→ Prompt:
Count the lines below that contain the word "kettős", and reply with only that number.

>> Begin

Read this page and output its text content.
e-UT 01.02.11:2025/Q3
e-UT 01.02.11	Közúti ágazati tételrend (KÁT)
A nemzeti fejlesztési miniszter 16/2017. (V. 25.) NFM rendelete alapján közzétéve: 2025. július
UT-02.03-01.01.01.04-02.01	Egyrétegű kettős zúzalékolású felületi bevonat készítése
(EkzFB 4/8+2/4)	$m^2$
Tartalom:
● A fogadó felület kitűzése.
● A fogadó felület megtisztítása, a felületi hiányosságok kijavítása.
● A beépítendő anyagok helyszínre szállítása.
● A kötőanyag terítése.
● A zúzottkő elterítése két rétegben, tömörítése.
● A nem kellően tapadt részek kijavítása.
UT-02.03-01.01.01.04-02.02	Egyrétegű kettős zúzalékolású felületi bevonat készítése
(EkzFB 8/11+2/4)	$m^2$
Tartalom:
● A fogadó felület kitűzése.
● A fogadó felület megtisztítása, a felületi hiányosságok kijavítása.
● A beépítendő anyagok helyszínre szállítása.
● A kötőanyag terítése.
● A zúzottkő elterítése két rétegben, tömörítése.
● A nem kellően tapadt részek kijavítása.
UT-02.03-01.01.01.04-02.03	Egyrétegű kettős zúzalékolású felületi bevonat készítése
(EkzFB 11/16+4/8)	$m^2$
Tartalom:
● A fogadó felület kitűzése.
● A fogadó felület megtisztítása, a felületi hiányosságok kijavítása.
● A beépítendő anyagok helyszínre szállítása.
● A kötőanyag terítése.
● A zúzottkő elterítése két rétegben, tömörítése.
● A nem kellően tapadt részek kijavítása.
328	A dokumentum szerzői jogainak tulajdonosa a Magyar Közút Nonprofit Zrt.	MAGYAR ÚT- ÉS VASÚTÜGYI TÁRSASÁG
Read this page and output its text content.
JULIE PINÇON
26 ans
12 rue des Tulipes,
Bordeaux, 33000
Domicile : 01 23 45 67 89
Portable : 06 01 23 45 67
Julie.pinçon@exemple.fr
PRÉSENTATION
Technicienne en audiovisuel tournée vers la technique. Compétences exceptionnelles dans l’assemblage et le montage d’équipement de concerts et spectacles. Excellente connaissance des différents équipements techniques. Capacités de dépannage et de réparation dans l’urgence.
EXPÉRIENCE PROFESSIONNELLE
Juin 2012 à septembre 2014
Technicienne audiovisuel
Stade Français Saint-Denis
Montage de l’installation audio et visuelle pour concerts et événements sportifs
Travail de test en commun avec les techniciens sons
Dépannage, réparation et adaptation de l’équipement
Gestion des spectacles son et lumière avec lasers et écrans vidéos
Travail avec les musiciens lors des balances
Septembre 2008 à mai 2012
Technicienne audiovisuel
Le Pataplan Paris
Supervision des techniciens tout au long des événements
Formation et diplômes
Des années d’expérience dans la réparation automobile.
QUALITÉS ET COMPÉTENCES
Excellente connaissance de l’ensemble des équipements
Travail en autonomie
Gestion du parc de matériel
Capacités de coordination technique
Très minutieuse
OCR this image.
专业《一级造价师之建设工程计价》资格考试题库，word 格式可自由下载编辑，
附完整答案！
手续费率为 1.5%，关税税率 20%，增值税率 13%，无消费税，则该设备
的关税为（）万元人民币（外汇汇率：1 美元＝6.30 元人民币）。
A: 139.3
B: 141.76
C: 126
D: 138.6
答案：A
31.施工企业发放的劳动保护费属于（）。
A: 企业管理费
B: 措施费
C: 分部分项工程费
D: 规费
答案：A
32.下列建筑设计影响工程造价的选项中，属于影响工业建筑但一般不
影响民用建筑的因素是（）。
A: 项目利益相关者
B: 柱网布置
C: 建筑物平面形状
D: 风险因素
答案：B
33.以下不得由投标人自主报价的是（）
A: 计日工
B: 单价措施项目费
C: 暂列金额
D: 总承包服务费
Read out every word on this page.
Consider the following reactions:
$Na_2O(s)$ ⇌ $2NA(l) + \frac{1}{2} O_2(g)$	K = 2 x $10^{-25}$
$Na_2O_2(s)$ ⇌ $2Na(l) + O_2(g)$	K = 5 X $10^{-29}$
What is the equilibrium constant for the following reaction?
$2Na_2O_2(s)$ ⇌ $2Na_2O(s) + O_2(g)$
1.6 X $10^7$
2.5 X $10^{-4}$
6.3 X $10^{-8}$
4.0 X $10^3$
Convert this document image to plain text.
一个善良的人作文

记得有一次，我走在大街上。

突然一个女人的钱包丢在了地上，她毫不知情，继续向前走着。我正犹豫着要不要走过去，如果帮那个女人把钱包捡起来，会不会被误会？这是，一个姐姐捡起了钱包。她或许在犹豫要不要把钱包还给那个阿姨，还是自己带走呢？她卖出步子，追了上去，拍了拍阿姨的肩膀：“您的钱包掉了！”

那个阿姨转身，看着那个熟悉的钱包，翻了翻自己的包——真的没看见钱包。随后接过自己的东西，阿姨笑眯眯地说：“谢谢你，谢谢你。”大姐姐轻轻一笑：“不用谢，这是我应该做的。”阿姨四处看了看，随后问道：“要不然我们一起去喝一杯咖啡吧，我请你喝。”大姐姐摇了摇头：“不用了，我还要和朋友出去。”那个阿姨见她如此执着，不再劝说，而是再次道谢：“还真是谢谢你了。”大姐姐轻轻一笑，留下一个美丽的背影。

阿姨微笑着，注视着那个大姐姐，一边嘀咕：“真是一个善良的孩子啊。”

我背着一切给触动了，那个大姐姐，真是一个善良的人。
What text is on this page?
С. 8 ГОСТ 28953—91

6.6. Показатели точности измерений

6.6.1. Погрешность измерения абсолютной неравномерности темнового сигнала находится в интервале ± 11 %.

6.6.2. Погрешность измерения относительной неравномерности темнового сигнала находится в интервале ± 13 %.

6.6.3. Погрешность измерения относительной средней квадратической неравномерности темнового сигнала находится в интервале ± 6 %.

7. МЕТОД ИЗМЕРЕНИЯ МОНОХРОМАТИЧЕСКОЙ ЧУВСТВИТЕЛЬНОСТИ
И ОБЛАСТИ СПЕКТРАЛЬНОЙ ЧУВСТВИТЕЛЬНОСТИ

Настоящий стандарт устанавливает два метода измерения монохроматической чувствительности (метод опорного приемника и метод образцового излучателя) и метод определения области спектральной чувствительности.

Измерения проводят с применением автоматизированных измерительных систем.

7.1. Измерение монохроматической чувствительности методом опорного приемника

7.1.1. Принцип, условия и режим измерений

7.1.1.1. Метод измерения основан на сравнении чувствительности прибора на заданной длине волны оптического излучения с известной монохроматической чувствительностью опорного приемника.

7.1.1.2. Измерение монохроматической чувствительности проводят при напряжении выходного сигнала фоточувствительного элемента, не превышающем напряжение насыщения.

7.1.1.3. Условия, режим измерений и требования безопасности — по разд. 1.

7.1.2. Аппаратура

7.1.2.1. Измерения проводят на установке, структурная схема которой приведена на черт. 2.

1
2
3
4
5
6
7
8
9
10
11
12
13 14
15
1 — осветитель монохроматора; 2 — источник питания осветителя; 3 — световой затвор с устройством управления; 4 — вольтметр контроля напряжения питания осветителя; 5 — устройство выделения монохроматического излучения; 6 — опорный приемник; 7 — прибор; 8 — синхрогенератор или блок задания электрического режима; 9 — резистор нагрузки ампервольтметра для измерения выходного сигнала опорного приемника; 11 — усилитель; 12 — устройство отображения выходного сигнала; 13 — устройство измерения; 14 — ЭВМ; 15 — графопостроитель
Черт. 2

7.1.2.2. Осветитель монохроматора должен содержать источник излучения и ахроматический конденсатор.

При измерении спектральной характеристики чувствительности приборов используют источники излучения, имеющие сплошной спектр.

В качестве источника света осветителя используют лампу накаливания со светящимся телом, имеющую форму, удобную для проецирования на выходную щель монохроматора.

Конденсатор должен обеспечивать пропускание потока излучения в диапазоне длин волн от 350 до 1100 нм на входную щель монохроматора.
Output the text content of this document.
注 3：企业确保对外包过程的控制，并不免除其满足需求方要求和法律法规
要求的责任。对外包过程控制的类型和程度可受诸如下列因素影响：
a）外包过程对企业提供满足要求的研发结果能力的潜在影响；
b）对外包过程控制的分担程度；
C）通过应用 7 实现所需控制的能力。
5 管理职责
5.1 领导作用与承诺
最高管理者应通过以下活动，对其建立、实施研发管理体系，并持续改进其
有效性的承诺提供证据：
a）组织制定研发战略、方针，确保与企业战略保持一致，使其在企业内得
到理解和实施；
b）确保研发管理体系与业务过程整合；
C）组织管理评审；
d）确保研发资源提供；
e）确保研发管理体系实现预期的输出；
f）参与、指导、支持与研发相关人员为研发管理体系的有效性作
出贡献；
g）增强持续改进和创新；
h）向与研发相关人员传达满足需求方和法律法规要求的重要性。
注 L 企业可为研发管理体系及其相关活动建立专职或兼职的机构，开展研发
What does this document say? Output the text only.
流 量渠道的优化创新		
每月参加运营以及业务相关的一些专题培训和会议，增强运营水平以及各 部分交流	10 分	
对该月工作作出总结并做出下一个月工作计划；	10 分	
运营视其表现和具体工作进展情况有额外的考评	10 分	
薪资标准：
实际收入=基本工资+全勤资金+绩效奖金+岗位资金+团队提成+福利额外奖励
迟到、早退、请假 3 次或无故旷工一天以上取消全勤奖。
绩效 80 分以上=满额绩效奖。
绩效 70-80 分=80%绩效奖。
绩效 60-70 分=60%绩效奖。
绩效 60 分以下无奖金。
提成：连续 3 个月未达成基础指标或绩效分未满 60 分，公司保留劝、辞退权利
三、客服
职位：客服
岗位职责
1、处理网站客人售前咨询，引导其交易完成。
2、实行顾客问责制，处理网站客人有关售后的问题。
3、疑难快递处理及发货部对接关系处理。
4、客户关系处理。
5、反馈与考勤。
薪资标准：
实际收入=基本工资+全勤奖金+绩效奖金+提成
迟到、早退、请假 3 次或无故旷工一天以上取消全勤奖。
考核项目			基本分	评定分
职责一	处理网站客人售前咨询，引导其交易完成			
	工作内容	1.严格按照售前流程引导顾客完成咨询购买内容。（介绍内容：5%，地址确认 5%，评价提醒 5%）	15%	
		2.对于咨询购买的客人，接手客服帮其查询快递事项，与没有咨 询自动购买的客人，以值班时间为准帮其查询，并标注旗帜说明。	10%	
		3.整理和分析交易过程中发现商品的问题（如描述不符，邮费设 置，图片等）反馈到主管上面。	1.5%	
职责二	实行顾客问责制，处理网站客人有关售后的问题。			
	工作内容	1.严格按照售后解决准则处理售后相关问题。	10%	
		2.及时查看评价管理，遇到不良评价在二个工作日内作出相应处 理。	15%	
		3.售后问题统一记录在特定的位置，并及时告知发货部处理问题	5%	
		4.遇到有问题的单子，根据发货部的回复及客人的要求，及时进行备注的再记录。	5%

>> End

→ Exercise response:
3